* **Explore the material**
a: List every kind of peptide named in the seminar abstract on cyclic peptides.
b: From the seminar abstract on cyclic peptides, reproduce word for word the part from "Speaker: Prof Roy" to "preferring all-cis conformations.".

* **Given passage**
==============================

Speaker: Prof Roy Johnston, School of Chemistry, University of Birmingham
Abstract: Cyclic peptides have properties that make them useful for several applications and there are many examples with antimicrobial, anticancer or other biological activities. A large library of cyclic peptides can be made from the same synthetic routes, which makes them a good system for medicinal chemists. Cyclic peptides are also very stable because they are not broken down by exopeptidases, which digest peptides starting from the termini . The constraints of cyclisation give cyclic peptides different conformational preferences to acyclic peptides. The peptide groups in acyclic peptides have a strong preference for a trans conformation, but, as the size of the ring in cyclic peptides decreases the cis isomers become more stable, with cyclic di- and tripeptides preferring all-cis conformations.

==============================

* **Data**
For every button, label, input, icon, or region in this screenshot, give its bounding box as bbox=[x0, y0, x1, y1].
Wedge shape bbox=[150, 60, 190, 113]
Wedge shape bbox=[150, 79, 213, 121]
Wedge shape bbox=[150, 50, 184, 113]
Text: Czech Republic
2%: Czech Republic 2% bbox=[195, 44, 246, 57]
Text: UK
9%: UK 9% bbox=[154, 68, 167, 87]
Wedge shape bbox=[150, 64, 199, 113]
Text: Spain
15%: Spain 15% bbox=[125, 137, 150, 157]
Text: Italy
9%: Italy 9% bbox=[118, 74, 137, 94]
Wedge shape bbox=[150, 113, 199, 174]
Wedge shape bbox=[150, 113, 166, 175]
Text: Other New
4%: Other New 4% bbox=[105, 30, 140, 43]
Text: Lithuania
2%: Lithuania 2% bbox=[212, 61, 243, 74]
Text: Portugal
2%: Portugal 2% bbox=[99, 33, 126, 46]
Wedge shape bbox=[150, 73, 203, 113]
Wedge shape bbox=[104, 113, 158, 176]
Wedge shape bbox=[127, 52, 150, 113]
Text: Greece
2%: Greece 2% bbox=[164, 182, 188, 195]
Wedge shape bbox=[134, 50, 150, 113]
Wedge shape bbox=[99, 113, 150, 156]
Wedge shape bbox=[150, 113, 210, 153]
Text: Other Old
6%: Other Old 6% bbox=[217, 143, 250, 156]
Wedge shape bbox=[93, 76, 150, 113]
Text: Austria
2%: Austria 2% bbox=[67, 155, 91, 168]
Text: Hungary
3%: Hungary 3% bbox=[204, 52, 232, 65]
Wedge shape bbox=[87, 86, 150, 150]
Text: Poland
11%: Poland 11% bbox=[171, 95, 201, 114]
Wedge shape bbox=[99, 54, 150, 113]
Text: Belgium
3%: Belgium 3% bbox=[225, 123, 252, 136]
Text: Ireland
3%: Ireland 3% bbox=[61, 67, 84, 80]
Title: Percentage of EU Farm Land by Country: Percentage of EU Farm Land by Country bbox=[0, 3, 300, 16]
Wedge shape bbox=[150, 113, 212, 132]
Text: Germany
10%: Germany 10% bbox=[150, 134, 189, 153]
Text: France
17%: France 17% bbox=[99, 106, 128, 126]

==============================

* **Responses**
a: cyclic peptides, acyclic peptides, cyclic dipeptides, cyclic tripeptides

b:
Speaker: Prof Roy Johnston, School of Chemistry, University of Birmingham
Abstract: Cyclic peptides have properties that make them useful for several applications and there are many examples with antimicrobial, anticancer or other biological activities. A large library of cyclic peptides can be made from the same synthetic routes, which makes them a good system for medicinal chemists. Cyclic peptides are also very stable because they are not broken down by exopeptidases, which digest peptides starting from the termini . The constraints of cyclisation give cyclic peptides different conformational preferences to acyclic peptides. The peptide groups in acyclic peptides have a strong preference for a trans conformation, but, as the size of the ring in cyclic peptides decreases the cis isomers become more stable, with cyclic di- and tripeptides preferring all-cis conformations.